» **Task to complete**
Send back the entries below exactly as they appear.

» **Data for this exercise**
-----

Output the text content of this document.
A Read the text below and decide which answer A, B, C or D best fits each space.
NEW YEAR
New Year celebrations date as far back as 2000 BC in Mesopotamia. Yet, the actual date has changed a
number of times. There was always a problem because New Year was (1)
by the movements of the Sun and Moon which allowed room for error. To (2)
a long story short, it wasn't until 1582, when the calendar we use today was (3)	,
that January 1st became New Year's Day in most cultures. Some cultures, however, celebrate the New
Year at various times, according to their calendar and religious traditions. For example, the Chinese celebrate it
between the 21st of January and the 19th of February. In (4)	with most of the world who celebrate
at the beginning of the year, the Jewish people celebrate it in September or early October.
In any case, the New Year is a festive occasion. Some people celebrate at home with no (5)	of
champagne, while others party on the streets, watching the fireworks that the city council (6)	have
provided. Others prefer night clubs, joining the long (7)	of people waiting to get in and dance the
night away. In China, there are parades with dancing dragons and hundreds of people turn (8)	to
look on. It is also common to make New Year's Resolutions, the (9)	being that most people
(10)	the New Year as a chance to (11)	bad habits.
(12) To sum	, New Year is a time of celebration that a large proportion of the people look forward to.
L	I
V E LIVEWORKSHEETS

-----

» **The reply**
Output the text content of this document.
A Read the text below and decide which answer A, B, C or D best fits each space.
NEW YEAR
New Year celebrations date as far back as 2000 BC in Mesopotamia. Yet, the actual date has changed a
number of times. There was always a problem because New Year was (1)
by the movements of the Sun and Moon which allowed room for error. To (2)
a long story short, it wasn't until 1582, when the calendar we use today was (3)	,
that January 1st became New Year's Day in most cultures. Some cultures, however, celebrate the New
Year at various times, according to their calendar and religious traditions. For example, the Chinese celebrate it
between the 21st of January and the 19th of February. In (4)	with most of the world who celebrate
at the beginning of the year, the Jewish people celebrate it in September or early October.
In any case, the New Year is a festive occasion. Some people celebrate at home with no (5)	of
champagne, while others party on the streets, watching the fireworks that the city council (6)	have
provided. Others prefer night clubs, joining the long (7)	of people waiting to get in and dance the
night away. In China, there are parades with dancing dragons and hundreds of people turn (8)	to
look on. It is also common to make New Year's Resolutions, the (9)	being that most people
(10)	the New Year as a chance to (11)	bad habits.
(12) To sum	, New Year is a time of celebration that a large proportion of the people look forward to.
L	I
V E LIVEWORKSHEETS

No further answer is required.